[Data items]
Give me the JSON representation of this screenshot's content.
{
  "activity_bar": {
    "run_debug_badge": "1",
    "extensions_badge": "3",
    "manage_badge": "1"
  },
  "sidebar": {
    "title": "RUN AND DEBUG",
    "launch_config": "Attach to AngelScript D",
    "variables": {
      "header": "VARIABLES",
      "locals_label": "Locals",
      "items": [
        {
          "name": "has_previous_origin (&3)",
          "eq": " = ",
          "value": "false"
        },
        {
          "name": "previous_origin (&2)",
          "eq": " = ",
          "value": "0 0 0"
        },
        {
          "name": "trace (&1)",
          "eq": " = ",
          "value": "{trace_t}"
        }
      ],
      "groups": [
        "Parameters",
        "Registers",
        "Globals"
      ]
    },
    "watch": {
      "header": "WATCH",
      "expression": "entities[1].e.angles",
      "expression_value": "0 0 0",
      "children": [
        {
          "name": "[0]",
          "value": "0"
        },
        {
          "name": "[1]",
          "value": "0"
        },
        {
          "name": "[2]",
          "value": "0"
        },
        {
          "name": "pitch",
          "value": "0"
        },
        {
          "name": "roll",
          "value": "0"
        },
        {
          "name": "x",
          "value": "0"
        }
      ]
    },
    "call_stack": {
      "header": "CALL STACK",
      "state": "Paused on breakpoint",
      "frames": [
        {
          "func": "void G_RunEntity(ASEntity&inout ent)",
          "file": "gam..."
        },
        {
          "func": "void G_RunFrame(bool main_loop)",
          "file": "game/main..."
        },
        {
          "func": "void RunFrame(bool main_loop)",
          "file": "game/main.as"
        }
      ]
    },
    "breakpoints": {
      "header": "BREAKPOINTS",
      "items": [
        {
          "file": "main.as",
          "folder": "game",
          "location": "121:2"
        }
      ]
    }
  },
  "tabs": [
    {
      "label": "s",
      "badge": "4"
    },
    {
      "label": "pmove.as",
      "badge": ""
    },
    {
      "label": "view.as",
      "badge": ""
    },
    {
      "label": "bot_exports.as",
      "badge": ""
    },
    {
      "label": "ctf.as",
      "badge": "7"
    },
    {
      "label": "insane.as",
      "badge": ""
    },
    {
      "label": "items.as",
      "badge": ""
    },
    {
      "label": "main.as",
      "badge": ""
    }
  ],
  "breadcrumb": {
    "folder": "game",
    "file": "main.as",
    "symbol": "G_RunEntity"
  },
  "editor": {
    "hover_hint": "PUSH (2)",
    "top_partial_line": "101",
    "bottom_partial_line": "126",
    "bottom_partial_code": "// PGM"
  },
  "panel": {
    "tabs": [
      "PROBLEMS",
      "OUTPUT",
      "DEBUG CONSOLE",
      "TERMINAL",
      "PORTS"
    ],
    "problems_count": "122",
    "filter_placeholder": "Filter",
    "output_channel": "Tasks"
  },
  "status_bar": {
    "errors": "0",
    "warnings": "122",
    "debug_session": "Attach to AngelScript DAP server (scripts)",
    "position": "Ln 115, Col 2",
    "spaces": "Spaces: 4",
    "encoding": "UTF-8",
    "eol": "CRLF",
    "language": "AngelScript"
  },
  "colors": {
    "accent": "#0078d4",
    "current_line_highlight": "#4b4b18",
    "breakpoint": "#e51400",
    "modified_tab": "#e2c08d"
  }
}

YOUR TASK: Which lines in the data above contain "Attach"? Show each one.

COMPLETE ANSWER:
    "launch_config": "Attach to AngelScript D",
    "debug_session": "Attach to AngelScript DAP server (scripts)",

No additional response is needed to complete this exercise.